### [PROVIDED TEXT]
· · · ·
DA Won't Pursue Charges Against Officer In Franklin Shooting
No charges will be filed against the Charlotte-Mecklenburg police officer who shot and killed Danquirs Franklin outside a Burger King in March.
District Attorney Spencer Merriweather said Wednesday that he and a dozen prosecutors unanimously said they could not convince a jury that officer Wende Kerl was not justified in shooting Franklin.
But Merriweather wrote that it appeared Franklin was complying with the officer’s instructions to drop his gun, and he called the shooting tragic.
When police officers responded to a 911 call about a man with a gun at the Beatties Ford Road Burger King, they found Franklin kneeling beside a car.
The passenger door was open. The restaurant manager was inside the car.
According to Merriweather’s report released Wednesday, officer Kerl told investigators she did not see Franklin holding a gun when she arrived.
But she said she couldn’t fully see Franklin’s hands, and she said she wasn’t taking any chances. She said she had given him multiple commands to “drop the weapon,” and to “let me see your hands.”
She said he seemed to be “contemplating something.” Officer Kerl said she wanted him to acknowledge her in some way, like tell her “I’m going to drop the weapon.”
Merriweather wrote that – after numerous commands - Kerl’s body-worn camera shows that Franklin was in the process of putting the gun on the ground moments before he was shot.
And he said the footage shows Franklin saying “You told me to…” right after he was shot. He said that evidence alone makes the shooting “all the more tragic.”
Merriweather told WFAE that Franklin’s final words were “a suggestion of compliance.”
But he added that, “as far as the legal assessment of how we could proceed in this case, it’s about what happened, and the circumstances, at the time the officer fired their weapon.”
Merriweather said he was able to watch the body camera footage in slow motion. But in real time, officer Kerl only had seconds to decide what to do.
· · · ·
### [PROBLEMS TO SOLVE]
A. Echo the article about the decision not to charge the officer in the Franklin shooting word for word, in full.
B. Duplicate the entries from their first line through the line with "redo-icon [605, 1336, 633, 1363]", including both of those lines.
· · · ·
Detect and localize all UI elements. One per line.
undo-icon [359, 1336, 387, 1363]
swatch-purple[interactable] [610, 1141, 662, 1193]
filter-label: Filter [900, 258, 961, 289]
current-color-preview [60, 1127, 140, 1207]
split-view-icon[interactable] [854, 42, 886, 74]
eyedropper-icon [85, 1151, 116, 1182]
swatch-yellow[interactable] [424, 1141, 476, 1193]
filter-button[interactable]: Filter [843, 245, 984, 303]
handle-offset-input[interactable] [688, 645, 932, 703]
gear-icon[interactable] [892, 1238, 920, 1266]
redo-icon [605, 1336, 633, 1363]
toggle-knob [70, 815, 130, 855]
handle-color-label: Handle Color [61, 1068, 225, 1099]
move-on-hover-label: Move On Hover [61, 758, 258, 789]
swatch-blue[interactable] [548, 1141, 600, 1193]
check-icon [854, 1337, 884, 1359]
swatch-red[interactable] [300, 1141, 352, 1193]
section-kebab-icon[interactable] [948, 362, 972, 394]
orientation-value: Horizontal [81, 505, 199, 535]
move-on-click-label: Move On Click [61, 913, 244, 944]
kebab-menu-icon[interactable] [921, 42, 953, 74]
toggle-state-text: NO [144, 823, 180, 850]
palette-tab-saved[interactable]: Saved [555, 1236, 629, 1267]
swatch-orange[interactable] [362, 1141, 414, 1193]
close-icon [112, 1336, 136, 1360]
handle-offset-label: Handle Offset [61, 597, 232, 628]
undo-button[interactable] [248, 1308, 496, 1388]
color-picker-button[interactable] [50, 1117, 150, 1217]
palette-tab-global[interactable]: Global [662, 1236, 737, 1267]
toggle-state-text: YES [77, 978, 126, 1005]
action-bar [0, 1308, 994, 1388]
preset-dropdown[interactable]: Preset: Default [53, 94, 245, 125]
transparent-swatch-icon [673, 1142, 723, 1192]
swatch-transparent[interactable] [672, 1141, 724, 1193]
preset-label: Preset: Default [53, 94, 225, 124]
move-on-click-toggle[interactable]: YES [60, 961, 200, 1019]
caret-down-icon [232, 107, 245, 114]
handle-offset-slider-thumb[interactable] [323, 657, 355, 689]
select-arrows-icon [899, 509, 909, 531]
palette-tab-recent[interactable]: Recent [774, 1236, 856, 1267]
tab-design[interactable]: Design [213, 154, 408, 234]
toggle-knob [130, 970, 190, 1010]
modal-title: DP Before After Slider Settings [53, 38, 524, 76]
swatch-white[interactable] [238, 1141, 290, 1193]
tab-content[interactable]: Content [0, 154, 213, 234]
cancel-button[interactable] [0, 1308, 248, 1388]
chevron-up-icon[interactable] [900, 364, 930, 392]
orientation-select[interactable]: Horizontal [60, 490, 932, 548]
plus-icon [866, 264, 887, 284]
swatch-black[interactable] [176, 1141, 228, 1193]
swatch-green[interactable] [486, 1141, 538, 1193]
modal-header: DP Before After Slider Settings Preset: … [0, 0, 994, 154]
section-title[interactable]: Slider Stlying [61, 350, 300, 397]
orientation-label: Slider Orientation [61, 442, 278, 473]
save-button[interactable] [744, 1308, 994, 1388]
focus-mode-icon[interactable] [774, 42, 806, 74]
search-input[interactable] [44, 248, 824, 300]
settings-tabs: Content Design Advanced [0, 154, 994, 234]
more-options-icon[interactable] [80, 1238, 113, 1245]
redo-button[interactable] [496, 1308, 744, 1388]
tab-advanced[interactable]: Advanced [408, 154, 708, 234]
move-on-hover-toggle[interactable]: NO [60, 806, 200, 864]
· · · ·
### [REPLIES]
A.
DA Won't Pursue Charges Against Officer In Franklin Shooting
No charges will be filed against the Charlotte-Mecklenburg police officer who shot and killed Danquirs Franklin outside a Burger King in March.
District Attorney Spencer Merriweather said Wednesday that he and a dozen prosecutors unanimously said they could not convince a jury that officer Wende Kerl was not justified in shooting Franklin.
But Merriweather wrote that it appeared Franklin was complying with the officer’s instructions to drop his gun, and he called the shooting tragic.
When police officers responded to a 911 call about a man with a gun at the Beatties Ford Road Burger King, they found Franklin kneeling beside a car.
The passenger door was open. The restaurant manager was inside the car.
According to Merriweather’s report released Wednesday, officer Kerl told investigators she did not see Franklin holding a gun when she arrived.
But she said she couldn’t fully see Franklin’s hands, and she said she wasn’t taking any chances. She said she had given him multiple commands to “drop the weapon,” and to “let me see your hands.”
She said he seemed to be “contemplating something.” Officer Kerl said she wanted him to acknowledge her in some way, like tell her “I’m going to drop the weapon.”
Merriweather wrote that – after numerous commands - Kerl’s body-worn camera shows that Franklin was in the process of putting the gun on the ground moments before he was shot.
And he said the footage shows Franklin saying “You told me to…” right after he was shot. He said that evidence alone makes the shooting “all the more tragic.”
Merriweather told WFAE that Franklin’s final words were “a suggestion of compliance.”
But he added that, “as far as the legal assessment of how we could proceed in this case, it’s about what happened, and the circumstances, at the time the officer fired their weapon.”
Merriweather said he was able to watch the body camera footage in slow motion. But in real time, officer Kerl only had seconds to decide what to do.

B.
Detect and localize all UI elements. One per line.
undo-icon [359, 1336, 387, 1363]
swatch-purple[interactable] [610, 1141, 662, 1193]
filter-label: Filter [900, 258, 961, 289]
current-color-preview [60, 1127, 140, 1207]
split-view-icon[interactable] [854, 42, 886, 74]
eyedropper-icon [85, 1151, 116, 1182]
swatch-yellow[interactable] [424, 1141, 476, 1193]
filter-button[interactable]: Filter [843, 245, 984, 303]
handle-offset-input[interactable] [688, 645, 932, 703]
gear-icon[interactable] [892, 1238, 920, 1266]
redo-icon [605, 1336, 633, 1363]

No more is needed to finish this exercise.